— START OF Provided data —

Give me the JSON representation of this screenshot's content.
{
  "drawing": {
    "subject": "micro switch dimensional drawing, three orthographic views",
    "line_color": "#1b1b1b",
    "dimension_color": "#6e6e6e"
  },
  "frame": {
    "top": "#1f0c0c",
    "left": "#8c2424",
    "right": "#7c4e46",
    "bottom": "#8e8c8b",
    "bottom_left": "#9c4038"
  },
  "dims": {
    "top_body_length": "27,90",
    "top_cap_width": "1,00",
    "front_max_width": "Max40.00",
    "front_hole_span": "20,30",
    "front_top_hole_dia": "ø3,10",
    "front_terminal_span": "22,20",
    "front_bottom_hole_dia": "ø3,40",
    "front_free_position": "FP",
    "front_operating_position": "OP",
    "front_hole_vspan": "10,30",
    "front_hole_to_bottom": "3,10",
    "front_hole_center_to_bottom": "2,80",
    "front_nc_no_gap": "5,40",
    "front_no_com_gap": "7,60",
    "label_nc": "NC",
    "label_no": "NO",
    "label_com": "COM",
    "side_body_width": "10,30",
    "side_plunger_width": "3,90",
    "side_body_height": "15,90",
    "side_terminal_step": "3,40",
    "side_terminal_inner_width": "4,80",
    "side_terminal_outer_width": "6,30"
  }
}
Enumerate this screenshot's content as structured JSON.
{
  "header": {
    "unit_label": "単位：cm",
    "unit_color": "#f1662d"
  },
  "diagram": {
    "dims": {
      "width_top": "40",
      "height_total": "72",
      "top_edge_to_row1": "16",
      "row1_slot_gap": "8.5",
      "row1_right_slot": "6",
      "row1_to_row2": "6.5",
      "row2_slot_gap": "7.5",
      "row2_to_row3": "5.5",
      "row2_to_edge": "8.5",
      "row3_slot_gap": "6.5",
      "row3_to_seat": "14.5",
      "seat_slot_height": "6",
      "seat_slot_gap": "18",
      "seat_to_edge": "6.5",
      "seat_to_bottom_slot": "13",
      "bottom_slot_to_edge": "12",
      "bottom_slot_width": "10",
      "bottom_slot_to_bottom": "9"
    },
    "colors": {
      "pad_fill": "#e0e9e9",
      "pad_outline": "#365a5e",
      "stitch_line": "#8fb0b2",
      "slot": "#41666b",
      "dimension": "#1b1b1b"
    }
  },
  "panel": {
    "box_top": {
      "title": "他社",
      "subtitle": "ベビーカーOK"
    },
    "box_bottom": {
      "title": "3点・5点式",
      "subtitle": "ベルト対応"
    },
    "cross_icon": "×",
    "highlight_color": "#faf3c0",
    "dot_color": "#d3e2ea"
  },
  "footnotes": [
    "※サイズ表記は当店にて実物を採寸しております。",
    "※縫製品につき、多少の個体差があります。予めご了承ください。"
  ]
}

— END OF Provided data —

## What needs to be done:
Return the full listing, character for character.

## Result of this task:
Give me the JSON representation of this screenshot's content.
{
  "drawing": {
    "subject": "micro switch dimensional drawing, three orthographic views",
    "line_color": "#1b1b1b",
    "dimension_color": "#6e6e6e"
  },
  "frame": {
    "top": "#1f0c0c",
    "left": "#8c2424",
    "right": "#7c4e46",
    "bottom": "#8e8c8b",
    "bottom_left": "#9c4038"
  },
  "dims": {
    "top_body_length": "27,90",
    "top_cap_width": "1,00",
    "front_max_width": "Max40.00",
    "front_hole_span": "20,30",
    "front_top_hole_dia": "ø3,10",
    "front_terminal_span": "22,20",
    "front_bottom_hole_dia": "ø3,40",
    "front_free_position": "FP",
    "front_operating_position": "OP",
    "front_hole_vspan": "10,30",
    "front_hole_to_bottom": "3,10",
    "front_hole_center_to_bottom": "2,80",
    "front_nc_no_gap": "5,40",
    "front_no_com_gap": "7,60",
    "label_nc": "NC",
    "label_no": "NO",
    "label_com": "COM",
    "side_body_width": "10,30",
    "side_plunger_width": "3,90",
    "side_body_height": "15,90",
    "side_terminal_step": "3,40",
    "side_terminal_inner_width": "4,80",
    "side_terminal_outer_width": "6,30"
  }
}
Enumerate this screenshot's content as structured JSON.
{
  "header": {
    "unit_label": "単位：cm",
    "unit_color": "#f1662d"
  },
  "diagram": {
    "dims": {
      "width_top": "40",
      "height_total": "72",
      "top_edge_to_row1": "16",
      "row1_slot_gap": "8.5",
      "row1_right_slot": "6",
      "row1_to_row2": "6.5",
      "row2_slot_gap": "7.5",
      "row2_to_row3": "5.5",
      "row2_to_edge": "8.5",
      "row3_slot_gap": "6.5",
      "row3_to_seat": "14.5",
      "seat_slot_height": "6",
      "seat_slot_gap": "18",
      "seat_to_edge": "6.5",
      "seat_to_bottom_slot": "13",
      "bottom_slot_to_edge": "12",
      "bottom_slot_width": "10",
      "bottom_slot_to_bottom": "9"
    },
    "colors": {
      "pad_fill": "#e0e9e9",
      "pad_outline": "#365a5e",
      "stitch_line": "#8fb0b2",
      "slot": "#41666b",
      "dimension": "#1b1b1b"
    }
  },
  "panel": {
    "box_top": {
      "title": "他社",
      "subtitle": "ベビーカーOK"
    },
    "box_bottom": {
      "title": "3点・5点式",
      "subtitle": "ベルト対応"
    },
    "cross_icon": "×",
    "highlight_color": "#faf3c0",
    "dot_color": "#d3e2ea"
  },
  "footnotes": [
    "※サイズ表記は当店にて実物を採寸しております。",
    "※縫製品につき、多少の個体差があります。予めご了承ください。"
  ]
}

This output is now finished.